(Data extracted from a collection)
--- BEGIN ---
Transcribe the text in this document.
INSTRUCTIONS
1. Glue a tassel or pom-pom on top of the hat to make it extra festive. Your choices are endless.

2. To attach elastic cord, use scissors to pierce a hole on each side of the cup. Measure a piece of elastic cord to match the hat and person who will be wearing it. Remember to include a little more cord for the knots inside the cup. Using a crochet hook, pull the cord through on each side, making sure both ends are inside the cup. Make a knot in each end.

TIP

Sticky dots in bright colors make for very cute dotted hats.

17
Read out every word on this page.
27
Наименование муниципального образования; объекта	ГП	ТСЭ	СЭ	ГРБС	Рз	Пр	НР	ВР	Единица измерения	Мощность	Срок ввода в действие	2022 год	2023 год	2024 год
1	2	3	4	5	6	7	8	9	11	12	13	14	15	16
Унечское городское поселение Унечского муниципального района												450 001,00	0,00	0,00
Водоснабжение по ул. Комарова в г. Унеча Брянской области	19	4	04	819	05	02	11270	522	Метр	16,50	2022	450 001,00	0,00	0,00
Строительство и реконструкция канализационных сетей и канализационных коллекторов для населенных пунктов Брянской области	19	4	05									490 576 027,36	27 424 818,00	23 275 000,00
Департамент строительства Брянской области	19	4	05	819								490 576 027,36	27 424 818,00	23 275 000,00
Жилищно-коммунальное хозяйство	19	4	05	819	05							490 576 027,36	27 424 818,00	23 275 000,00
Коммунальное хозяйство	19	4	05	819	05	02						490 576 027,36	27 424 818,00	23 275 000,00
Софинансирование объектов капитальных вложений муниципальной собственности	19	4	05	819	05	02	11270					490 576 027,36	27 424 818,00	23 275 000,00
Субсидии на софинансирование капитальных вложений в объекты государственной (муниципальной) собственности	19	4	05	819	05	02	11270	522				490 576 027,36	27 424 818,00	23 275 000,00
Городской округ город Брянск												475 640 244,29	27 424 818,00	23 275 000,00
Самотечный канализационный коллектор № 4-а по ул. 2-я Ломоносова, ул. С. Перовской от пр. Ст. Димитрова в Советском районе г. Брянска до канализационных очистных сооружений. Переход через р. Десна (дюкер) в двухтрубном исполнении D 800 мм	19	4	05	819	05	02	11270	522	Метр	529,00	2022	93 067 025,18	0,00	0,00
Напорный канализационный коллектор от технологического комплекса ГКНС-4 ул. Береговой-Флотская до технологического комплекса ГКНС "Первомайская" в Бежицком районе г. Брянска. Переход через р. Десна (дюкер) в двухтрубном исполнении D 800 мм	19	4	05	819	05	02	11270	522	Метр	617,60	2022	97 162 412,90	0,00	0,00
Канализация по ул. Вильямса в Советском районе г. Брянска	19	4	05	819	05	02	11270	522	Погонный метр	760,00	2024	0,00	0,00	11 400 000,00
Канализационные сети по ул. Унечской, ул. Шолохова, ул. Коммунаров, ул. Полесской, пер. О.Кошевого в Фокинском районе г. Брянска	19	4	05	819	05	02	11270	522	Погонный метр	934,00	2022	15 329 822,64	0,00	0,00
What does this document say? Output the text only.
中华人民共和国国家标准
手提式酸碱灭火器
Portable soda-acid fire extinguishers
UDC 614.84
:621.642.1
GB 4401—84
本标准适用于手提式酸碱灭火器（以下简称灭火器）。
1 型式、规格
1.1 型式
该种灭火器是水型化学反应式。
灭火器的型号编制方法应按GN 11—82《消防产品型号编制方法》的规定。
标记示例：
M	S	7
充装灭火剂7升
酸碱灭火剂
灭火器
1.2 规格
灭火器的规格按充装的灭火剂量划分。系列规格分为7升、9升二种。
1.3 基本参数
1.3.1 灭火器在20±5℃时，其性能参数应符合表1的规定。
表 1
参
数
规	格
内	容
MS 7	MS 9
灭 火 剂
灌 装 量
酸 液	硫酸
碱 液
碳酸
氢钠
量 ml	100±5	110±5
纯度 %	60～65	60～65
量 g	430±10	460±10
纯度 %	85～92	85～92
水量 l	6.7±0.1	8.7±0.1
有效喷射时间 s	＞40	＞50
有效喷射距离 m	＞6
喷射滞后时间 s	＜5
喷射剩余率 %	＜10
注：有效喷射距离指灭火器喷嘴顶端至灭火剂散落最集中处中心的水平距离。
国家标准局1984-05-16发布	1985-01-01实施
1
--- END ---
AIM OF THE EXERCISE =
Reproduce the final stretch of the data above: every line from the one holding "What does this" through the end, inclusive, exactly as written and nothing else.

THE SOLUTION =
What does this document say? Output the text only.
中华人民共和国国家标准
手提式酸碱灭火器
Portable soda-acid fire extinguishers
UDC 614.84
:621.642.1
GB 4401—84
本标准适用于手提式酸碱灭火器（以下简称灭火器）。
1 型式、规格
1.1 型式
该种灭火器是水型化学反应式。
灭火器的型号编制方法应按GN 11—82《消防产品型号编制方法》的规定。
标记示例：
M	S	7
充装灭火剂7升
酸碱灭火剂
灭火器
1.2 规格
灭火器的规格按充装的灭火剂量划分。系列规格分为7升、9升二种。
1.3 基本参数
1.3.1 灭火器在20±5℃时，其性能参数应符合表1的规定。
表 1
参
数
规	格
内	容
MS 7	MS 9
灭 火 剂
灌 装 量
酸 液	硫酸
碱 液
碳酸
氢钠
量 ml	100±5	110±5
纯度 %	60～65	60～65
量 g	430±10	460±10
纯度 %	85～92	85～92
水量 l	6.7±0.1	8.7±0.1
有效喷射时间 s	＞40	＞50
有效喷射距离 m	＞6
喷射滞后时间 s	＜5
喷射剩余率 %	＜10
注：有效喷射距离指灭火器喷嘴顶端至灭火剂散落最集中处中心的水平距离。
国家标准局1984-05-16发布	1985-01-01实施
1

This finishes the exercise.